● TASK GOAL
Search the material for the string "screenshot", then report how many lines hold it, with no other text.

[Data extracted from a collection]
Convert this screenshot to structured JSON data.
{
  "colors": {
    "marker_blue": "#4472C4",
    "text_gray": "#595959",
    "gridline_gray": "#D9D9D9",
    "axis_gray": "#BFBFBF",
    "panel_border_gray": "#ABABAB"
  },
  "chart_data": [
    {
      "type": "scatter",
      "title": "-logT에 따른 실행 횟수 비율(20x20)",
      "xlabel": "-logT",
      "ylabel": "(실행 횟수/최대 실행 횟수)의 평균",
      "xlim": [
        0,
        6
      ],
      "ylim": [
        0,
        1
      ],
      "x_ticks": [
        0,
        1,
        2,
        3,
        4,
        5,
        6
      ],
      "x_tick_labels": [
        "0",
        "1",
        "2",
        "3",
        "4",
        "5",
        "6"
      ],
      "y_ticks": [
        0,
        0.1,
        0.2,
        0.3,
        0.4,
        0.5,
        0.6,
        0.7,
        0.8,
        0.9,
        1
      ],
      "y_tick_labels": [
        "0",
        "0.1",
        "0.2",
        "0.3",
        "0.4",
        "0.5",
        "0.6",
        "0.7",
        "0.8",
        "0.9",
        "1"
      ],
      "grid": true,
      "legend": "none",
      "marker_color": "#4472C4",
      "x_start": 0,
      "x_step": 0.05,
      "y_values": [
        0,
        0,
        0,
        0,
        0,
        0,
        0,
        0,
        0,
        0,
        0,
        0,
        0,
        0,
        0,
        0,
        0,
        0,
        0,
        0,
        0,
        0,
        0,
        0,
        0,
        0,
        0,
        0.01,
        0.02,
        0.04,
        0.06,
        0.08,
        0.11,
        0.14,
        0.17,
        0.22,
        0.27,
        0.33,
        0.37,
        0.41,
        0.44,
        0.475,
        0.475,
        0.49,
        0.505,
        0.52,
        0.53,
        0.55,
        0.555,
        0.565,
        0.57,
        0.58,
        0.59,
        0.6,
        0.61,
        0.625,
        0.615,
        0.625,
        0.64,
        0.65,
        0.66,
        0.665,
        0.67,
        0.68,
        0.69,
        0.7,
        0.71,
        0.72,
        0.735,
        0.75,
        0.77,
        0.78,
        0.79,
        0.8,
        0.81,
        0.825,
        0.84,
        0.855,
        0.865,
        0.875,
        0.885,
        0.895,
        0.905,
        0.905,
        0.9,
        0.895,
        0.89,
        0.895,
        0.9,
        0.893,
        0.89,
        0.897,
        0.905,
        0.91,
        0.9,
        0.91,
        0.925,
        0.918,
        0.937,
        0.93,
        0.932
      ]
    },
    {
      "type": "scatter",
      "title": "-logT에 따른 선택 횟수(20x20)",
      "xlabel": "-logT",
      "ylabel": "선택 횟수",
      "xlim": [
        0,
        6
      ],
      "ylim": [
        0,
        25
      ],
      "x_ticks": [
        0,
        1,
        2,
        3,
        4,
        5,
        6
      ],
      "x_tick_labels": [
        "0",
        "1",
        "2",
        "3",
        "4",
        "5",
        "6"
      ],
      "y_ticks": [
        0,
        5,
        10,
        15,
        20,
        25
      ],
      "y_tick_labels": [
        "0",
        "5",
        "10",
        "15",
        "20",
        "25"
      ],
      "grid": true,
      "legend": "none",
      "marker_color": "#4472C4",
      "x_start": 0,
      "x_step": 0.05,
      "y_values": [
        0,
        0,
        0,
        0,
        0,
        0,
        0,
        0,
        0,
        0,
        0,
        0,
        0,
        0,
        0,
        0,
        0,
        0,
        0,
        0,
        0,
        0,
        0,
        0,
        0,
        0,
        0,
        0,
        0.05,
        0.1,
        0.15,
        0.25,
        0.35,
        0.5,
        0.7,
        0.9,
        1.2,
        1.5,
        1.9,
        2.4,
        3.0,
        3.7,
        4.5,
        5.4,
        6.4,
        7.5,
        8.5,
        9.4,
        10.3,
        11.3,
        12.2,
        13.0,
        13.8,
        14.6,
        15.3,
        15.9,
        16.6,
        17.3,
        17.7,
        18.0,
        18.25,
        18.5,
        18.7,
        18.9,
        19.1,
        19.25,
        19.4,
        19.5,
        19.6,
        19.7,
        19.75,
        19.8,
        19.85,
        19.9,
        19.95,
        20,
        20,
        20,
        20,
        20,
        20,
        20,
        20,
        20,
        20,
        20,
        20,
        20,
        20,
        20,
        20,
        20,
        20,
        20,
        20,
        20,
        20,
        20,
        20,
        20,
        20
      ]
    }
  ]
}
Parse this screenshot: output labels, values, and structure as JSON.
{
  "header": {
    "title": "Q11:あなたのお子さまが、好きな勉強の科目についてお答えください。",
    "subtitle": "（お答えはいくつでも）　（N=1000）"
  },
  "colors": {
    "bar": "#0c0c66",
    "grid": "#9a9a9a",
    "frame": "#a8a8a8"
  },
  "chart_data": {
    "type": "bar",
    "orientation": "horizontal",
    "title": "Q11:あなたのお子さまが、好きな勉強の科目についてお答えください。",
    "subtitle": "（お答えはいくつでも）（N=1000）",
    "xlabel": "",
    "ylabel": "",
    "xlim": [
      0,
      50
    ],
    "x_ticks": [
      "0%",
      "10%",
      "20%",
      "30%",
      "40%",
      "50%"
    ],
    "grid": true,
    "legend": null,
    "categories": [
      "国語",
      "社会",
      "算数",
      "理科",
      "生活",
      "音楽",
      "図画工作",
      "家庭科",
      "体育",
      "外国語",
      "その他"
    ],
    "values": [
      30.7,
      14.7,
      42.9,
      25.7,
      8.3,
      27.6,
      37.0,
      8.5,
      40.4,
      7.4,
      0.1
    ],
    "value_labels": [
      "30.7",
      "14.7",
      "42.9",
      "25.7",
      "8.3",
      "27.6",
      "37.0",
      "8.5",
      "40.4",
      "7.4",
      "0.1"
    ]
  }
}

● CORRECT ANSWER
2